Go through the entries below and collect each line with the string "Save" in it.

━━━ Records shown

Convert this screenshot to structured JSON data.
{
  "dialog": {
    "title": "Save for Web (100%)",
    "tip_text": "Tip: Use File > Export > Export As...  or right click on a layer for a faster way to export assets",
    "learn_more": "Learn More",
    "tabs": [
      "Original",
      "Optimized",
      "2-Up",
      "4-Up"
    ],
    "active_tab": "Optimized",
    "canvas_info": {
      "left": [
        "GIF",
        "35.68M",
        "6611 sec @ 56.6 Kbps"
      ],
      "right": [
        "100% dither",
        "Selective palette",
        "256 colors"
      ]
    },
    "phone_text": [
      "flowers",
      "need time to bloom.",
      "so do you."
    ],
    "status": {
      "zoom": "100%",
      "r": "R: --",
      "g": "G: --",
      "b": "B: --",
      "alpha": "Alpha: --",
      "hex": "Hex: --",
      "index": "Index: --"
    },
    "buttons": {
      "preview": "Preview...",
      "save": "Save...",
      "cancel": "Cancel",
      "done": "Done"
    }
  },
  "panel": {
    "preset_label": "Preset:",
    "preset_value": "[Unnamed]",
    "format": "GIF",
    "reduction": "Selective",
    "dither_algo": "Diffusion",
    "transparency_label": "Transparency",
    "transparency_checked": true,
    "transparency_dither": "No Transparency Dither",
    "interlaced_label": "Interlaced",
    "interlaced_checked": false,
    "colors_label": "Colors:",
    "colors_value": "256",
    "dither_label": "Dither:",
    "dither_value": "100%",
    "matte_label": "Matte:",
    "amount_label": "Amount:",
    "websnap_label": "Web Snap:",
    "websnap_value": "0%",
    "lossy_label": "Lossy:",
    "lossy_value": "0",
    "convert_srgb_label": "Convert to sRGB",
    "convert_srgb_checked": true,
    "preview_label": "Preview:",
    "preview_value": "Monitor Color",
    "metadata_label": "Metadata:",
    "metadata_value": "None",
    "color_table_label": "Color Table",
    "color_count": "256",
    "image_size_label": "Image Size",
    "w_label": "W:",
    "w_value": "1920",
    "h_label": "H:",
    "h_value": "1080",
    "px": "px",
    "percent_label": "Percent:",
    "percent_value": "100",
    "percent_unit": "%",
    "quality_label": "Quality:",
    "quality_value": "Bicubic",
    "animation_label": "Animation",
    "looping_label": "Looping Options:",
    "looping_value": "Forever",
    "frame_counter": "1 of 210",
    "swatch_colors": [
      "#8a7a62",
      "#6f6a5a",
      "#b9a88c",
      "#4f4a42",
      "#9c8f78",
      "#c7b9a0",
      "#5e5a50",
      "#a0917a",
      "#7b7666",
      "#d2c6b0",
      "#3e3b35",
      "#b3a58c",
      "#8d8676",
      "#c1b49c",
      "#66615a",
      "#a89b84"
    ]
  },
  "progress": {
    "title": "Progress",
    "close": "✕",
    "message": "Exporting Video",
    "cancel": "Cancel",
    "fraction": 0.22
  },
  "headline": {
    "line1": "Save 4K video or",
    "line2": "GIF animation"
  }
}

━━━━━━

● **Response**:
    "title": "Save for Web (100%)",
      "save": "Save...",
    "line1": "Save 4K video or",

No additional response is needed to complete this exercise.